start Data extract
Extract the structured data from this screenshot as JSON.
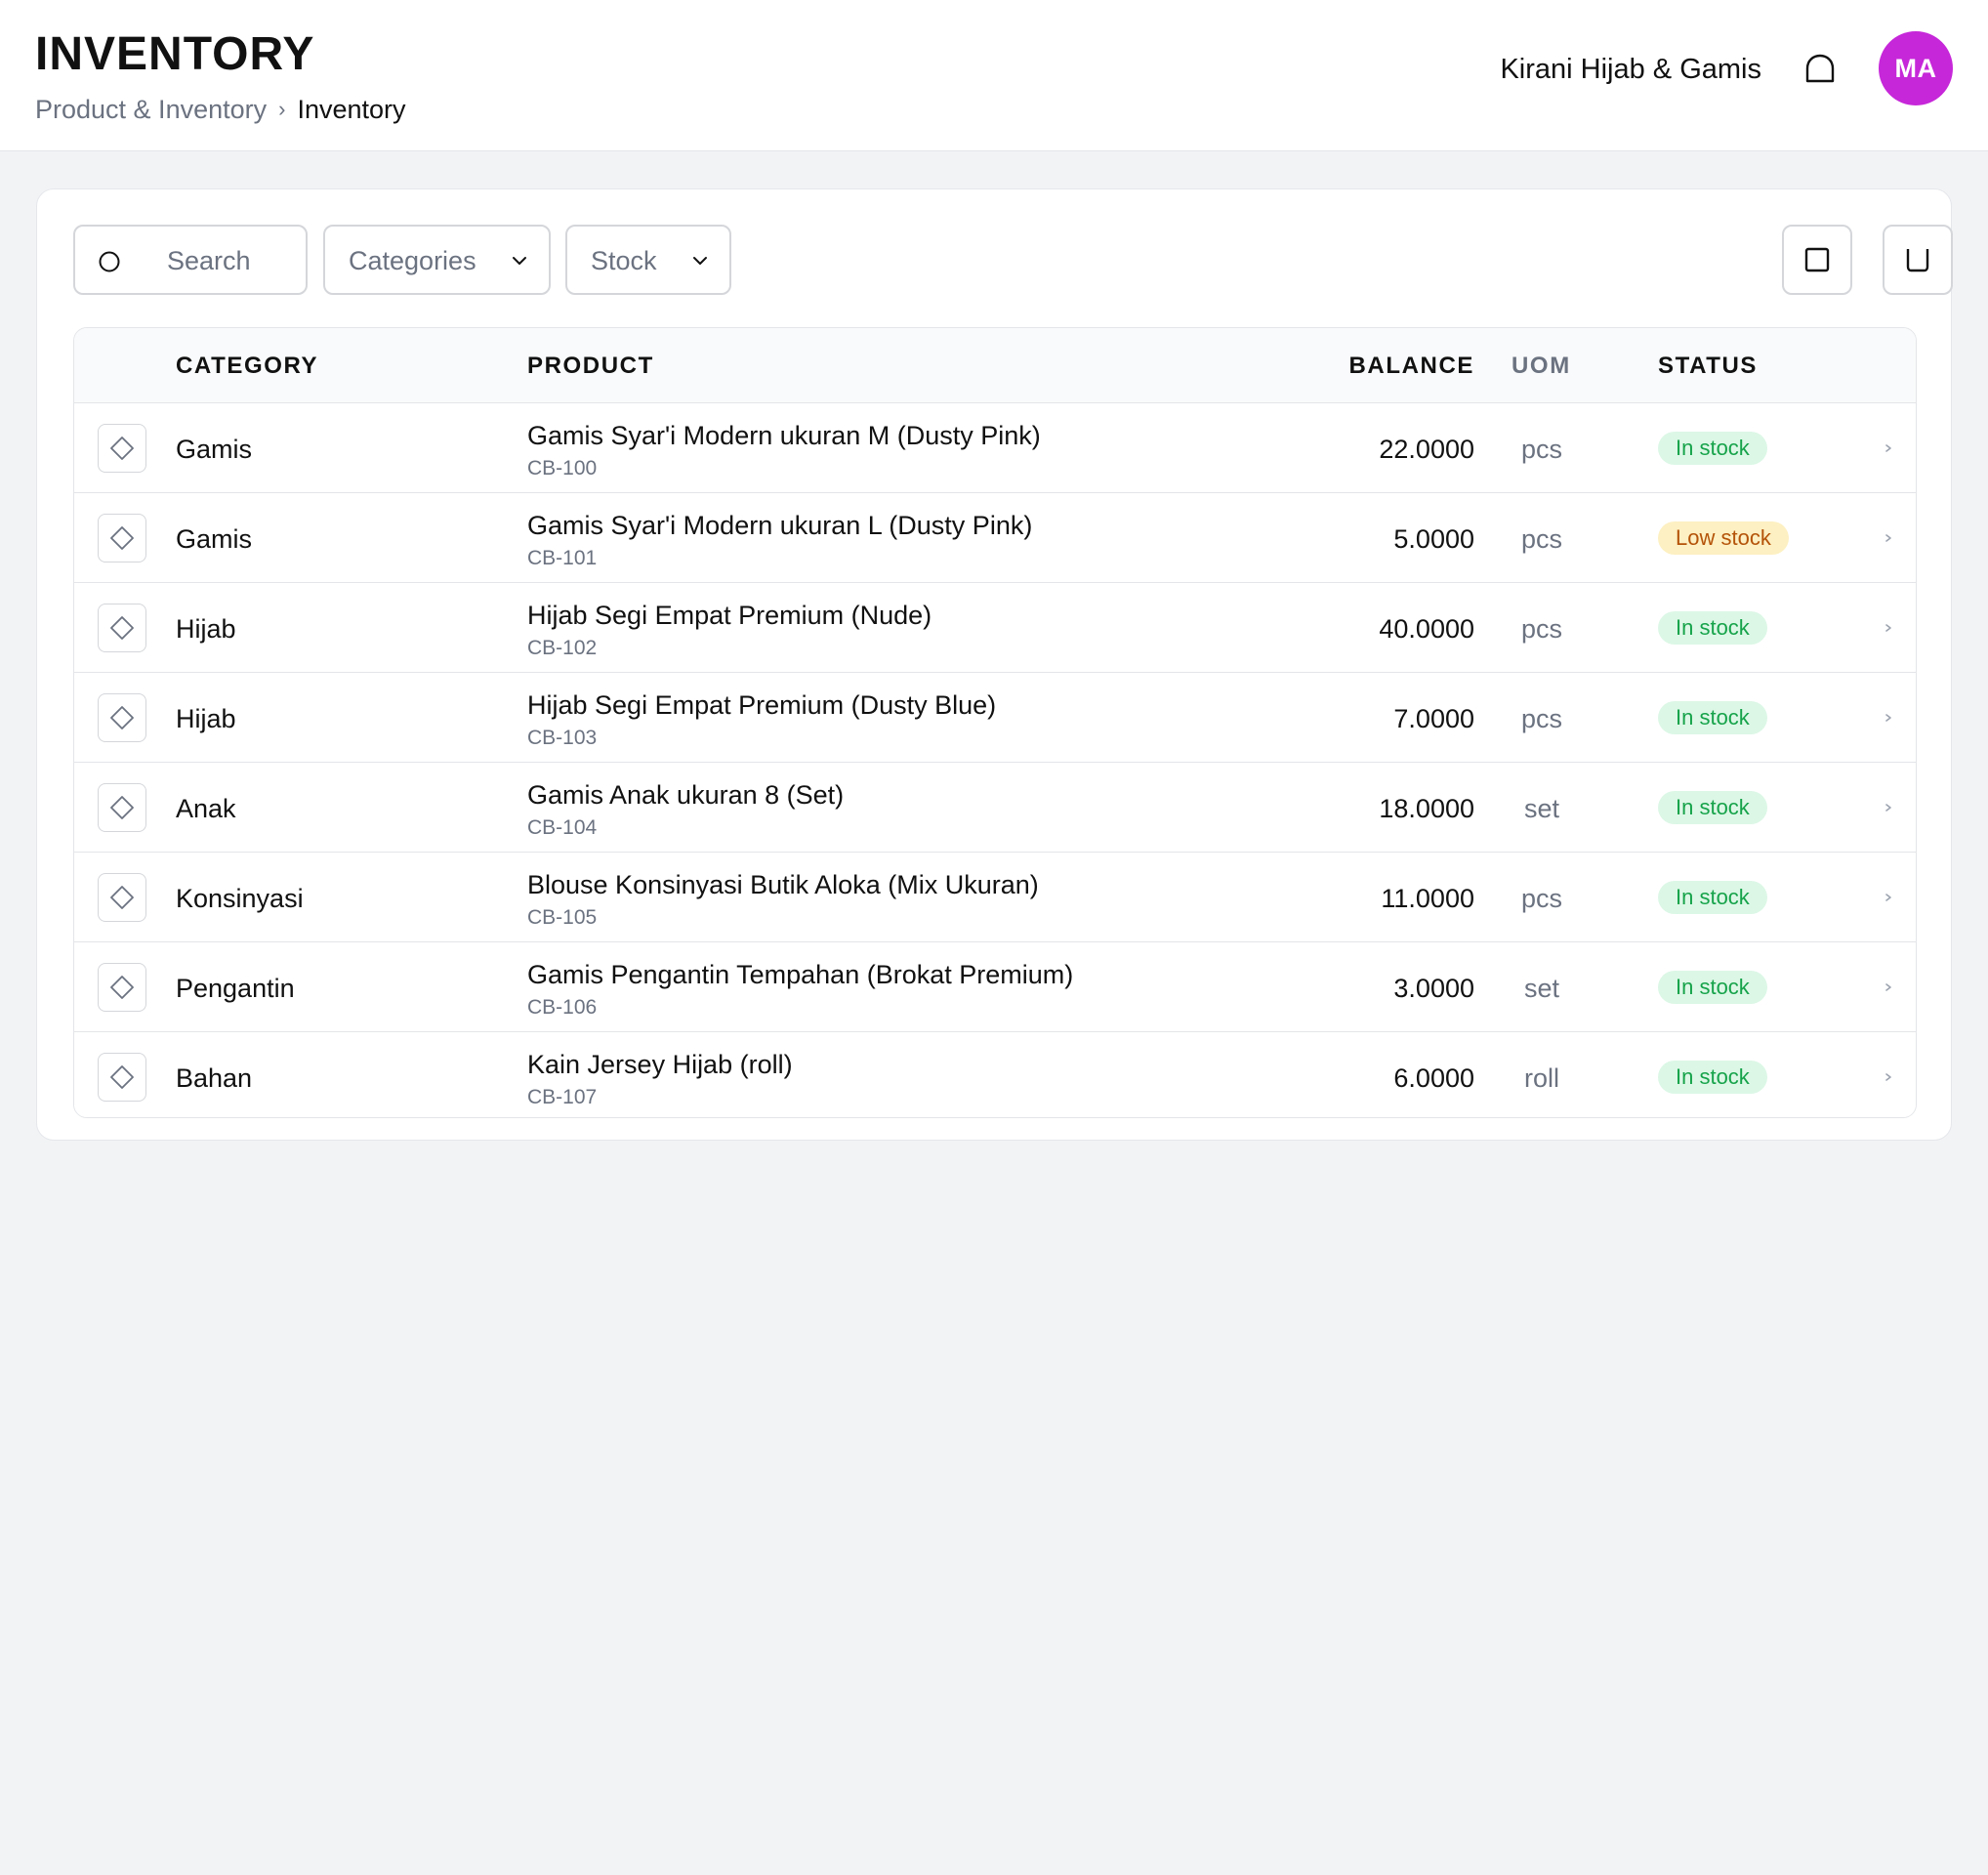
{
  "header": {
    "title": "INVENTORY",
    "breadcrumb": {
      "parent": "Product & Inventory",
      "separator": "›",
      "current": "Inventory"
    },
    "store_name": "Kirani Hijab & Gamis",
    "avatar": {
      "initials": "MA",
      "color": "#c627d9"
    },
    "bell_icon": "bell-icon"
  },
  "toolbar": {
    "search": {
      "placeholder": "Search",
      "icon": "search-icon"
    },
    "filters": [
      {
        "label": "Categories",
        "icon": "chevron-down-icon"
      },
      {
        "label": "Stock",
        "icon": "chevron-down-icon"
      }
    ],
    "actions": [
      {
        "icon": "square-icon"
      },
      {
        "icon": "bin-icon"
      }
    ]
  },
  "table": {
    "columns": {
      "category": "CATEGORY",
      "product": "PRODUCT",
      "balance": "BALANCE",
      "uom": "UOM",
      "status": "STATUS"
    },
    "rows": [
      {
        "category": "Gamis",
        "product": "Gamis Syar'i Modern ukuran M (Dusty Pink)",
        "sku": "CB-100",
        "balance": "22.0000",
        "uom": "pcs",
        "status": "In stock"
      },
      {
        "category": "Gamis",
        "product": "Gamis Syar'i Modern ukuran L (Dusty Pink)",
        "sku": "CB-101",
        "balance": "5.0000",
        "uom": "pcs",
        "status": "Low stock"
      },
      {
        "category": "Hijab",
        "product": "Hijab Segi Empat Premium (Nude)",
        "sku": "CB-102",
        "balance": "40.0000",
        "uom": "pcs",
        "status": "In stock"
      },
      {
        "category": "Hijab",
        "product": "Hijab Segi Empat Premium (Dusty Blue)",
        "sku": "CB-103",
        "balance": "7.0000",
        "uom": "pcs",
        "status": "In stock"
      },
      {
        "category": "Anak",
        "product": "Gamis Anak ukuran 8 (Set)",
        "sku": "CB-104",
        "balance": "18.0000",
        "uom": "set",
        "status": "In stock"
      },
      {
        "category": "Konsinyasi",
        "product": "Blouse Konsinyasi Butik Aloka (Mix Ukuran)",
        "sku": "CB-105",
        "balance": "11.0000",
        "uom": "pcs",
        "status": "In stock"
      },
      {
        "category": "Pengantin",
        "product": "Gamis Pengantin Tempahan (Brokat Premium)",
        "sku": "CB-106",
        "balance": "3.0000",
        "uom": "set",
        "status": "In stock"
      },
      {
        "category": "Bahan",
        "product": "Kain Jersey Hijab (roll)",
        "sku": "CB-107",
        "balance": "6.0000",
        "uom": "roll",
        "status": "In stock"
      }
    ]
  },
  "colors": {
    "in_stock_bg": "#dcf7e6",
    "in_stock_text": "#16a34a",
    "low_stock_bg": "#fdf0c2",
    "low_stock_text": "#b45309"
  }
}
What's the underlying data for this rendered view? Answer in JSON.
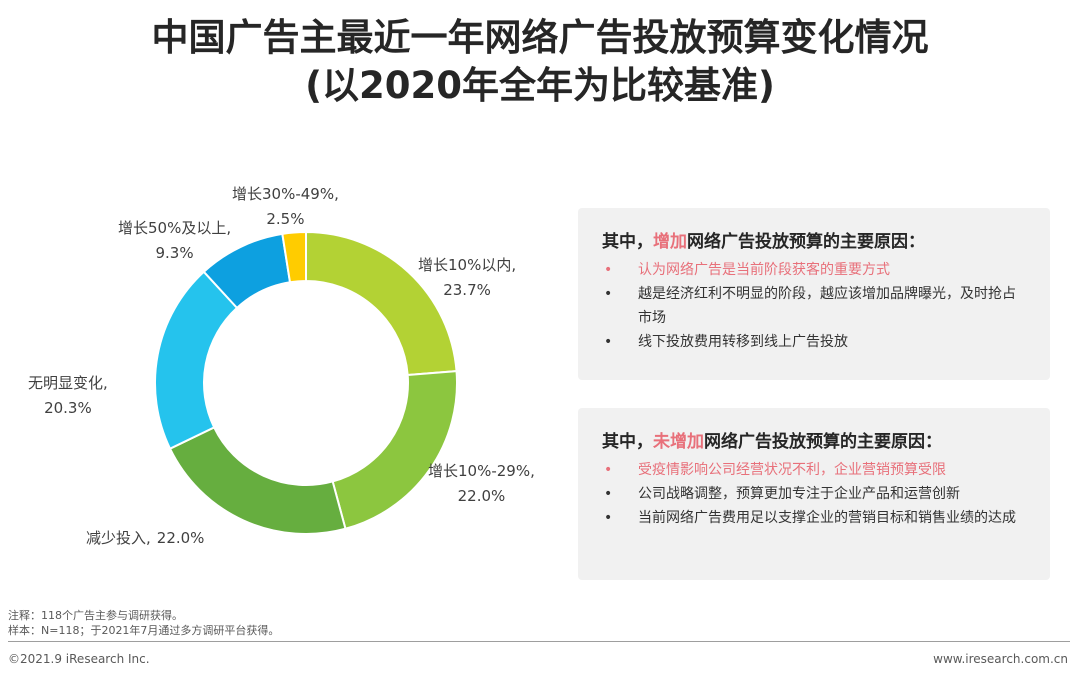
{
  "title": {
    "line1": "中国广告主最近一年网络广告投放预算变化情况",
    "line2": "(以2020年全年为比较基准)"
  },
  "chart_data": {
    "type": "pie",
    "variant": "donut",
    "categories": [
      "增长10%以内",
      "增长10%-29%",
      "减少投入",
      "无明显变化",
      "增长50%及以上",
      "增长30%-49%"
    ],
    "values": [
      23.7,
      22.0,
      22.0,
      20.3,
      9.3,
      2.5
    ],
    "unit": "%",
    "colors": [
      "#b3d234",
      "#8cc63f",
      "#66ae3f",
      "#25c3ed",
      "#0da0e0",
      "#ffcc00"
    ],
    "labels": [
      {
        "name": "增长10%以内,",
        "value": "23.7%"
      },
      {
        "name": "增长10%-29%,",
        "value": "22.0%"
      },
      {
        "name": "减少投入,",
        "value": "22.0%"
      },
      {
        "name": "无明显变化,",
        "value": "20.3%"
      },
      {
        "name": "增长50%及以上,",
        "value": "9.3%"
      },
      {
        "name": "增长30%-49%,",
        "value": "2.5%"
      }
    ]
  },
  "boxes": [
    {
      "head_pre": "其中，",
      "head_hl": "增加",
      "head_post": "网络广告投放预算的主要原因：",
      "bullet": "•",
      "items": [
        {
          "text": "认为网络广告是当前阶段获客的重要方式",
          "highlight": true
        },
        {
          "text": "越是经济红利不明显的阶段，越应该增加品牌曝光，及时抢占市场",
          "highlight": false
        },
        {
          "text": "线下投放费用转移到线上广告投放",
          "highlight": false
        }
      ]
    },
    {
      "head_pre": "其中，",
      "head_hl": "未增加",
      "head_post": "网络广告投放预算的主要原因：",
      "bullet": "•",
      "items": [
        {
          "text": "受疫情影响公司经营状况不利，企业营销预算受限",
          "highlight": true
        },
        {
          "text": "公司战略调整，预算更加专注于企业产品和运营创新",
          "highlight": false
        },
        {
          "text": "当前网络广告费用足以支撑企业的营销目标和销售业绩的达成",
          "highlight": false
        }
      ]
    }
  ],
  "notes": {
    "note": "注释：118个广告主参与调研获得。",
    "sample": "样本：N=118；于2021年7月通过多方调研平台获得。"
  },
  "footer": {
    "copyright": "©2021.9 iResearch Inc.",
    "website": "www.iresearch.com.cn"
  }
}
end Data extract
*Task directions:*
The entries above are to be returned exactly, without their pictures.

*Task output:*
Extract the structured data from this screenshot as JSON.
{
  "header": {
    "title": "INVENTORY",
    "breadcrumb": {
      "parent": "Product & Inventory",
      "separator": "›",
      "current": "Inventory"
    },
    "store_name": "Kirani Hijab & Gamis",
    "avatar": {
      "initials": "MA",
      "color": "#c627d9"
    },
    "bell_icon": "bell-icon"
  },
  "toolbar": {
    "search": {
      "placeholder": "Search",
      "icon": "search-icon"
    },
    "filters": [
      {
        "label": "Categories",
        "icon": "chevron-down-icon"
      },
      {
        "label": "Stock",
        "icon": "chevron-down-icon"
      }
    ],
    "actions": [
      {
        "icon": "square-icon"
      },
      {
        "icon": "bin-icon"
      }
    ]
  },
  "table": {
    "columns": {
      "category": "CATEGORY",
      "product": "PRODUCT",
      "balance": "BALANCE",
      "uom": "UOM",
      "status": "STATUS"
    },
    "rows": [
      {
        "category": "Gamis",
        "product": "Gamis Syar'i Modern ukuran M (Dusty Pink)",
        "sku": "CB-100",
        "balance": "22.0000",
        "uom": "pcs",
        "status": "In stock"
      },
      {
        "category": "Gamis",
        "product": "Gamis Syar'i Modern ukuran L (Dusty Pink)",
        "sku": "CB-101",
        "balance": "5.0000",
        "uom": "pcs",
        "status": "Low stock"
      },
      {
        "category": "Hijab",
        "product": "Hijab Segi Empat Premium (Nude)",
        "sku": "CB-102",
        "balance": "40.0000",
        "uom": "pcs",
        "status": "In stock"
      },
      {
        "category": "Hijab",
        "product": "Hijab Segi Empat Premium (Dusty Blue)",
        "sku": "CB-103",
        "balance": "7.0000",
        "uom": "pcs",
        "status": "In stock"
      },
      {
        "category": "Anak",
        "product": "Gamis Anak ukuran 8 (Set)",
        "sku": "CB-104",
        "balance": "18.0000",
        "uom": "set",
        "status": "In stock"
      },
      {
        "category": "Konsinyasi",
        "product": "Blouse Konsinyasi Butik Aloka (Mix Ukuran)",
        "sku": "CB-105",
        "balance": "11.0000",
        "uom": "pcs",
        "status": "In stock"
      },
      {
        "category": "Pengantin",
        "product": "Gamis Pengantin Tempahan (Brokat Premium)",
        "sku": "CB-106",
        "balance": "3.0000",
        "uom": "set",
        "status": "In stock"
      },
      {
        "category": "Bahan",
        "product": "Kain Jersey Hijab (roll)",
        "sku": "CB-107",
        "balance": "6.0000",
        "uom": "roll",
        "status": "In stock"
      }
    ]
  },
  "colors": {
    "in_stock_bg": "#dcf7e6",
    "in_stock_text": "#16a34a",
    "low_stock_bg": "#fdf0c2",
    "low_stock_text": "#b45309"
  }
}
What's the underlying data for this rendered view? Answer in JSON.
{
  "title": {
    "line1": "中国广告主最近一年网络广告投放预算变化情况",
    "line2": "(以2020年全年为比较基准)"
  },
  "chart_data": {
    "type": "pie",
    "variant": "donut",
    "categories": [
      "增长10%以内",
      "增长10%-29%",
      "减少投入",
      "无明显变化",
      "增长50%及以上",
      "增长30%-49%"
    ],
    "values": [
      23.7,
      22.0,
      22.0,
      20.3,
      9.3,
      2.5
    ],
    "unit": "%",
    "colors": [
      "#b3d234",
      "#8cc63f",
      "#66ae3f",
      "#25c3ed",
      "#0da0e0",
      "#ffcc00"
    ],
    "labels": [
      {
        "name": "增长10%以内,",
        "value": "23.7%"
      },
      {
        "name": "增长10%-29%,",
        "value": "22.0%"
      },
      {
        "name": "减少投入,",
        "value": "22.0%"
      },
      {
        "name": "无明显变化,",
        "value": "20.3%"
      },
      {
        "name": "增长50%及以上,",
        "value": "9.3%"
      },
      {
        "name": "增长30%-49%,",
        "value": "2.5%"
      }
    ]
  },
  "boxes": [
    {
      "head_pre": "其中，",
      "head_hl": "增加",
      "head_post": "网络广告投放预算的主要原因：",
      "bullet": "•",
      "items": [
        {
          "text": "认为网络广告是当前阶段获客的重要方式",
          "highlight": true
        },
        {
          "text": "越是经济红利不明显的阶段，越应该增加品牌曝光，及时抢占市场",
          "highlight": false
        },
        {
          "text": "线下投放费用转移到线上广告投放",
          "highlight": false
        }
      ]
    },
    {
      "head_pre": "其中，",
      "head_hl": "未增加",
      "head_post": "网络广告投放预算的主要原因：",
      "bullet": "•",
      "items": [
        {
          "text": "受疫情影响公司经营状况不利，企业营销预算受限",
          "highlight": true
        },
        {
          "text": "公司战略调整，预算更加专注于企业产品和运营创新",
          "highlight": false
        },
        {
          "text": "当前网络广告费用足以支撑企业的营销目标和销售业绩的达成",
          "highlight": false
        }
      ]
    }
  ],
  "notes": {
    "note": "注释：118个广告主参与调研获得。",
    "sample": "样本：N=118；于2021年7月通过多方调研平台获得。"
  },
  "footer": {
    "copyright": "©2021.9 iResearch Inc.",
    "website": "www.iresearch.com.cn"
  }
}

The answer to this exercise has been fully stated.